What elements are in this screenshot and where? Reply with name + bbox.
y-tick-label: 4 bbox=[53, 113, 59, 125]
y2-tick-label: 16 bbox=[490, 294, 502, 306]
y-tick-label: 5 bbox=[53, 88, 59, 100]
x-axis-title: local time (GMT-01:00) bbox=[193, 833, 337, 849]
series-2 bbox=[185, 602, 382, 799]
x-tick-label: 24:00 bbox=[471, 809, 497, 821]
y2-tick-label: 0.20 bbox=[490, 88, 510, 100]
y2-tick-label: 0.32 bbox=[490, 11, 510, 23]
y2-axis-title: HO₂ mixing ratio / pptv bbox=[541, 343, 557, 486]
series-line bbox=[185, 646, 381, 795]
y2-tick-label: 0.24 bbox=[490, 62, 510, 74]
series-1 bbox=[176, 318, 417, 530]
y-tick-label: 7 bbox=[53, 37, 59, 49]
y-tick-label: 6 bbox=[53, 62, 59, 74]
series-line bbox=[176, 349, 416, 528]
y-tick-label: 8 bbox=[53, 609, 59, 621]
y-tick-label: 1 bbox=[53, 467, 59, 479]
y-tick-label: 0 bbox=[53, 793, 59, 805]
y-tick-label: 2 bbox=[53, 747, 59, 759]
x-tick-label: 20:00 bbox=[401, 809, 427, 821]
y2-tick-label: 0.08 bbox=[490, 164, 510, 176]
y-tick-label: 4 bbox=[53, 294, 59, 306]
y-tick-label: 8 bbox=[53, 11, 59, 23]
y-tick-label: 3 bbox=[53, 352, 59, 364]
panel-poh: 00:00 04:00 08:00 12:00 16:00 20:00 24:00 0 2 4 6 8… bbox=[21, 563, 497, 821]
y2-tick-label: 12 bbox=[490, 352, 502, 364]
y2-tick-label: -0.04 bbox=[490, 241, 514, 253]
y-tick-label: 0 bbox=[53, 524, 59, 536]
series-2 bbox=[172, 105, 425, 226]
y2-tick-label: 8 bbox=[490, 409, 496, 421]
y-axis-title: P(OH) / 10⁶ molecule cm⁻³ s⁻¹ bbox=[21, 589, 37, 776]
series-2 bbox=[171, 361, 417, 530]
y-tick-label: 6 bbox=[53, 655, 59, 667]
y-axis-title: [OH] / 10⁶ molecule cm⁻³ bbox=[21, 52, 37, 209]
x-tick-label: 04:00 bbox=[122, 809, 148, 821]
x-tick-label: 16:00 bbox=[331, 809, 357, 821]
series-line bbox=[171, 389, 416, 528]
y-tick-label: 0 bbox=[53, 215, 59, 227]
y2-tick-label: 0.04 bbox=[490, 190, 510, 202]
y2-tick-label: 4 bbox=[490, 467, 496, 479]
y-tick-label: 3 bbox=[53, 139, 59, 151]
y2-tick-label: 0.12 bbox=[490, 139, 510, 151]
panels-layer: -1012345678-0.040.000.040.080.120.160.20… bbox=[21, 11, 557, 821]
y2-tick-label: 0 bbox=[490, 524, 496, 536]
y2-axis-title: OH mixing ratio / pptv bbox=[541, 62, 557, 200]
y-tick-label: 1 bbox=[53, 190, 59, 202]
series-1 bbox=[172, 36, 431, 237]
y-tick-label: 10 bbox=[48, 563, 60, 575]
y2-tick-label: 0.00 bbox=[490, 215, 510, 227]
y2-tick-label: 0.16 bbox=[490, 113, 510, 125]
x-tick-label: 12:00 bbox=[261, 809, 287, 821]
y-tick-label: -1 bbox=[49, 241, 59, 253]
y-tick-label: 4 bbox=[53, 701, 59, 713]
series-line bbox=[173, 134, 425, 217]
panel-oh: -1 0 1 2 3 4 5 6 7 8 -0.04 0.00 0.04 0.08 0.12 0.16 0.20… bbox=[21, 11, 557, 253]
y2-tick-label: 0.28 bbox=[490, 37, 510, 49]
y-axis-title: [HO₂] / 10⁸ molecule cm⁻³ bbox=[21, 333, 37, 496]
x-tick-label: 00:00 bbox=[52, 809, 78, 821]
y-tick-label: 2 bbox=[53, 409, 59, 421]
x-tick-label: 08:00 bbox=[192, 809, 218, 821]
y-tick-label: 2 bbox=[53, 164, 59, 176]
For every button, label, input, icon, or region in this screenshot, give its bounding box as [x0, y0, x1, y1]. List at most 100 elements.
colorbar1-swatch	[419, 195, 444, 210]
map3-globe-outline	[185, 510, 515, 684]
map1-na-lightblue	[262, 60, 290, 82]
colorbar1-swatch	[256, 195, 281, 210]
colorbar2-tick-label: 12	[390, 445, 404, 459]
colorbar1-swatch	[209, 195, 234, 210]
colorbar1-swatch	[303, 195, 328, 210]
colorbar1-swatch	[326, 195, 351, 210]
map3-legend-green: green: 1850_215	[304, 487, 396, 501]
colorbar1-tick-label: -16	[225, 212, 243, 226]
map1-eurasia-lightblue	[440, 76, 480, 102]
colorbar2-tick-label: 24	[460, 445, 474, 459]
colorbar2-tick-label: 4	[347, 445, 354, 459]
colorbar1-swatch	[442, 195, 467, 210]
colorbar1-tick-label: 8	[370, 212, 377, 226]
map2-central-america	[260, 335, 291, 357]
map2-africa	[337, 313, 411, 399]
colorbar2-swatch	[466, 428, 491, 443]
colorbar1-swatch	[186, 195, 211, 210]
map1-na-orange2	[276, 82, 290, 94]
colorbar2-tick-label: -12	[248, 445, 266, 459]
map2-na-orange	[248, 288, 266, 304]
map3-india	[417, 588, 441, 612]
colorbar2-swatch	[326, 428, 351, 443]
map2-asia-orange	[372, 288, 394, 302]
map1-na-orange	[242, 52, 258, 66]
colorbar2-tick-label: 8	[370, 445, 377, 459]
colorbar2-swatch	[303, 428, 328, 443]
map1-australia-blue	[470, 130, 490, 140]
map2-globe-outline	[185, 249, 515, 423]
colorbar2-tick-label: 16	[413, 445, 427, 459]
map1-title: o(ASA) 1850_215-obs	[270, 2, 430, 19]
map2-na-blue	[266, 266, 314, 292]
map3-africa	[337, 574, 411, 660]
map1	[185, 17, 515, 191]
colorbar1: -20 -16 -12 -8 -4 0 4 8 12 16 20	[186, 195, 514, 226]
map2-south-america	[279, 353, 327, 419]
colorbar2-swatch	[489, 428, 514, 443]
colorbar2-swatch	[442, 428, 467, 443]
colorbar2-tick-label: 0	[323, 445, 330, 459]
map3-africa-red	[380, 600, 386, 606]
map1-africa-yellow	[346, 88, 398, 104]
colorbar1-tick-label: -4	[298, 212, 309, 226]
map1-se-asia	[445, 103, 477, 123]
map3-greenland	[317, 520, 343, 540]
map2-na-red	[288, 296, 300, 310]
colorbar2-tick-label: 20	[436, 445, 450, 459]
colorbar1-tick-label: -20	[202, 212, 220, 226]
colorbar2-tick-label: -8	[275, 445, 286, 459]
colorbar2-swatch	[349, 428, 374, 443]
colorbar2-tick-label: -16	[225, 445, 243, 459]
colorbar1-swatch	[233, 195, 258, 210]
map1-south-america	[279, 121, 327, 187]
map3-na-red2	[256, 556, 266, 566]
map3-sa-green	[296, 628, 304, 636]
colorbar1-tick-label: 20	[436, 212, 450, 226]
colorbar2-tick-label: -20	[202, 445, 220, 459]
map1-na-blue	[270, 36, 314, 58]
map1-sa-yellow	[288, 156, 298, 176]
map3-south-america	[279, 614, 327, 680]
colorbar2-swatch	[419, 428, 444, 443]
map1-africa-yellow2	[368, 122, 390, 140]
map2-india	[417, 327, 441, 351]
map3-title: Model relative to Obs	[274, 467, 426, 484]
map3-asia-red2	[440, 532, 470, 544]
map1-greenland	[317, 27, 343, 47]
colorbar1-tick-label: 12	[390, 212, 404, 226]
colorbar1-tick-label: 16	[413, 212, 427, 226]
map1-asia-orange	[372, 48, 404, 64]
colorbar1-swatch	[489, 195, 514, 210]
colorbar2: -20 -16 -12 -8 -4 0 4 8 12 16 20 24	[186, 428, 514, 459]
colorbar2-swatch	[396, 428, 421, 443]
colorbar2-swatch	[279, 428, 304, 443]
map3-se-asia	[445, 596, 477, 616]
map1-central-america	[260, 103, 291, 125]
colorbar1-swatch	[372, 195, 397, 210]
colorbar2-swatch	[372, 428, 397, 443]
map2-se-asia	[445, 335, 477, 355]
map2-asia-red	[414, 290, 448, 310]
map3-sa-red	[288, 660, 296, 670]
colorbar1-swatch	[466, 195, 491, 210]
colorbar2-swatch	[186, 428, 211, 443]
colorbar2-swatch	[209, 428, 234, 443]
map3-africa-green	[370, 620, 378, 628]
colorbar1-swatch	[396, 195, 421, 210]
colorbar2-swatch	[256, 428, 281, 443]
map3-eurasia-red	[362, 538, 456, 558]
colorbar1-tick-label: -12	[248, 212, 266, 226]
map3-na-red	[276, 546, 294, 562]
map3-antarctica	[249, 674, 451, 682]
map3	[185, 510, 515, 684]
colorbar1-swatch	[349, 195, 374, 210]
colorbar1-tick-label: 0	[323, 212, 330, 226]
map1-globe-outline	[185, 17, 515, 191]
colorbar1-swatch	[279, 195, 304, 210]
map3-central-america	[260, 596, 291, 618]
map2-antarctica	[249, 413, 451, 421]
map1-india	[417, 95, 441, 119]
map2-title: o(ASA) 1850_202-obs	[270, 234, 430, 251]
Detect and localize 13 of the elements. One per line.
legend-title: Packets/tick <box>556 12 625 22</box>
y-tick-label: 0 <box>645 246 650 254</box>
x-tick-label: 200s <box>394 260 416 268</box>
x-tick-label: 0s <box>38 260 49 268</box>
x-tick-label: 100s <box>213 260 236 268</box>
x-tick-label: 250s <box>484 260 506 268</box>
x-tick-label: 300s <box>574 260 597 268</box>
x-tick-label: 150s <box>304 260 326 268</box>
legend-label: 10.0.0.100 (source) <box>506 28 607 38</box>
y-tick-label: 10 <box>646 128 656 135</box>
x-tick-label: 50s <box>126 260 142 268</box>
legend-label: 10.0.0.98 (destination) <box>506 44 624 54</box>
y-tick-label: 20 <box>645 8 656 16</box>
______
Gather and copy every line of the data above that contains the string "this". Case counts.

Output of the task →
What elements are in this screenshot and where? Reply with name + bbox.
For every button, label, input, icon, or region in this screenshot, give its bounding box as [x0, y0, x1, y1]. List at most 100 elements.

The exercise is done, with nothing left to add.